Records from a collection
• • • • • • •

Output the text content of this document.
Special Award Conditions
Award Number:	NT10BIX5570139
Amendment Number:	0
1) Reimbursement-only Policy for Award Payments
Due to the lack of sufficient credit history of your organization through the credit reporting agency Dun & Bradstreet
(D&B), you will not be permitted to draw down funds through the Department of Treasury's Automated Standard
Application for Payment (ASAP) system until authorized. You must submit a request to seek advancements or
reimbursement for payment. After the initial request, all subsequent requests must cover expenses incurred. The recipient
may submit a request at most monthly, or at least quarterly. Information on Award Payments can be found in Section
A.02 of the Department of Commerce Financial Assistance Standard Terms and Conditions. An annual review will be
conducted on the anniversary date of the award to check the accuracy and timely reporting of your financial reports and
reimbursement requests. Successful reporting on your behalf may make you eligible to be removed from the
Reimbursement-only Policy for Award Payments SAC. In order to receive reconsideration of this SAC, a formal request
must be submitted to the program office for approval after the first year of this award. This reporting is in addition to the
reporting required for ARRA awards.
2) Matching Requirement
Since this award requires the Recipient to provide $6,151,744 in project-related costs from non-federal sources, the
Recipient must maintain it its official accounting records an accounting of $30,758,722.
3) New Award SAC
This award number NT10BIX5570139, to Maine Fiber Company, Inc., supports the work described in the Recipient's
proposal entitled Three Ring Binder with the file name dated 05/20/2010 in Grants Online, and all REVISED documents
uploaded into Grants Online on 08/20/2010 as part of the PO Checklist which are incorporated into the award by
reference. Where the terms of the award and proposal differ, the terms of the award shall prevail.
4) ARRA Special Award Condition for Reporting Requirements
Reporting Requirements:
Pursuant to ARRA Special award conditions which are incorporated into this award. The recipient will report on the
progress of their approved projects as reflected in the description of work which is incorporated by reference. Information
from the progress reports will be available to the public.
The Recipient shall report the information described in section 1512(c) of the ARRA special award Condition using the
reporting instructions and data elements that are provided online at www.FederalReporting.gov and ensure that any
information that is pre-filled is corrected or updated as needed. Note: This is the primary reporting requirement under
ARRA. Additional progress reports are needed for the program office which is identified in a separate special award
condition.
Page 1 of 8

• • • • • • •

Short problem
Only a number is wanted: how many lines contain the word "needed"?

Result for this task
2